▸ WHAT IS BEING ASKED
Write the material out again exactly as it stands.

▸ RECORDS PROVIDED
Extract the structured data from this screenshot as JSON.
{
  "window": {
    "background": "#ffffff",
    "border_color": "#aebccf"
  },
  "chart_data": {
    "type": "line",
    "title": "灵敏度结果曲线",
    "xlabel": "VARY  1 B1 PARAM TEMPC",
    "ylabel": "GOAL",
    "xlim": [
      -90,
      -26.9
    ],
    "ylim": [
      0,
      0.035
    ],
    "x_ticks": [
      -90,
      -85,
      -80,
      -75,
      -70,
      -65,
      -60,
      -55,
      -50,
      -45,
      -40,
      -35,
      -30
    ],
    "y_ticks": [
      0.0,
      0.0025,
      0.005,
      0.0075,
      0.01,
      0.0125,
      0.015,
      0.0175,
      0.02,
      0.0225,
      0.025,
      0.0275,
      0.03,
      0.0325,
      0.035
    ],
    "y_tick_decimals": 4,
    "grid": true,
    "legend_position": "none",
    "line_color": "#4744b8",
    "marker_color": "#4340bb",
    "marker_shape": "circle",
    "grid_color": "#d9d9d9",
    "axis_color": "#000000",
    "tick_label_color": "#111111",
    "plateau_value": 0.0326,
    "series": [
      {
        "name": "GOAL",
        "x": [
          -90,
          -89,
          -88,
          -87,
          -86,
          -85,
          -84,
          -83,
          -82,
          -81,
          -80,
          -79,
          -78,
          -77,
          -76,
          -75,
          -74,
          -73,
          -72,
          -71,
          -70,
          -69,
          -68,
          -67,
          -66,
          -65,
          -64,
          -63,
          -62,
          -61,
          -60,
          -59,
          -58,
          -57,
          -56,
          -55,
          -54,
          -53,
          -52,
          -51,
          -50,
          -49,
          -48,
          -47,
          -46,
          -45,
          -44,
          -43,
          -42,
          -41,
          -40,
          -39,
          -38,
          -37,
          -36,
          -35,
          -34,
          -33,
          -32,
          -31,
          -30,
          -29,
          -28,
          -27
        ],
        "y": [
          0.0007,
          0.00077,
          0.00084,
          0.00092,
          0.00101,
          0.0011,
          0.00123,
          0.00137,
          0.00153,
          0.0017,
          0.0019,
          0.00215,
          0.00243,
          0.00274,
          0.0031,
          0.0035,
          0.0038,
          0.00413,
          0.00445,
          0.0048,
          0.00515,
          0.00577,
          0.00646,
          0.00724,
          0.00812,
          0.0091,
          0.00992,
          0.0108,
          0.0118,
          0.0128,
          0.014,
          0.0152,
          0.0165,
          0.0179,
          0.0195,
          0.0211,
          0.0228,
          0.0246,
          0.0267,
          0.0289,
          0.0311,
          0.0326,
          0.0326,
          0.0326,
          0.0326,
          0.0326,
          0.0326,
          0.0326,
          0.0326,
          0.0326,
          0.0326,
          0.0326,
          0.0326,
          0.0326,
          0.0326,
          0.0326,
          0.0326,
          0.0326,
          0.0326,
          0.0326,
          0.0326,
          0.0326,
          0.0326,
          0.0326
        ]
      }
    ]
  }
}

▸ FULL RESPONSE
Extract the structured data from this screenshot as JSON.
{
  "window": {
    "background": "#ffffff",
    "border_color": "#aebccf"
  },
  "chart_data": {
    "type": "line",
    "title": "灵敏度结果曲线",
    "xlabel": "VARY  1 B1 PARAM TEMPC",
    "ylabel": "GOAL",
    "xlim": [
      -90,
      -26.9
    ],
    "ylim": [
      0,
      0.035
    ],
    "x_ticks": [
      -90,
      -85,
      -80,
      -75,
      -70,
      -65,
      -60,
      -55,
      -50,
      -45,
      -40,
      -35,
      -30
    ],
    "y_ticks": [
      0.0,
      0.0025,
      0.005,
      0.0075,
      0.01,
      0.0125,
      0.015,
      0.0175,
      0.02,
      0.0225,
      0.025,
      0.0275,
      0.03,
      0.0325,
      0.035
    ],
    "y_tick_decimals": 4,
    "grid": true,
    "legend_position": "none",
    "line_color": "#4744b8",
    "marker_color": "#4340bb",
    "marker_shape": "circle",
    "grid_color": "#d9d9d9",
    "axis_color": "#000000",
    "tick_label_color": "#111111",
    "plateau_value": 0.0326,
    "series": [
      {
        "name": "GOAL",
        "x": [
          -90,
          -89,
          -88,
          -87,
          -86,
          -85,
          -84,
          -83,
          -82,
          -81,
          -80,
          -79,
          -78,
          -77,
          -76,
          -75,
          -74,
          -73,
          -72,
          -71,
          -70,
          -69,
          -68,
          -67,
          -66,
          -65,
          -64,
          -63,
          -62,
          -61,
          -60,
          -59,
          -58,
          -57,
          -56,
          -55,
          -54,
          -53,
          -52,
          -51,
          -50,
          -49,
          -48,
          -47,
          -46,
          -45,
          -44,
          -43,
          -42,
          -41,
          -40,
          -39,
          -38,
          -37,
          -36,
          -35,
          -34,
          -33,
          -32,
          -31,
          -30,
          -29,
          -28,
          -27
        ],
        "y": [
          0.0007,
          0.00077,
          0.00084,
          0.00092,
          0.00101,
          0.0011,
          0.00123,
          0.00137,
          0.00153,
          0.0017,
          0.0019,
          0.00215,
          0.00243,
          0.00274,
          0.0031,
          0.0035,
          0.0038,
          0.00413,
          0.00445,
          0.0048,
          0.00515,
          0.00577,
          0.00646,
          0.00724,
          0.00812,
          0.0091,
          0.00992,
          0.0108,
          0.0118,
          0.0128,
          0.014,
          0.0152,
          0.0165,
          0.0179,
          0.0195,
          0.0211,
          0.0228,
          0.0246,
          0.0267,
          0.0289,
          0.0311,
          0.0326,
          0.0326,
          0.0326,
          0.0326,
          0.0326,
          0.0326,
          0.0326,
          0.0326,
          0.0326,
          0.0326,
          0.0326,
          0.0326,
          0.0326,
          0.0326,
          0.0326,
          0.0326,
          0.0326,
          0.0326,
          0.0326,
          0.0326,
          0.0326,
          0.0326,
          0.0326
        ]
      }
    ]
  }
}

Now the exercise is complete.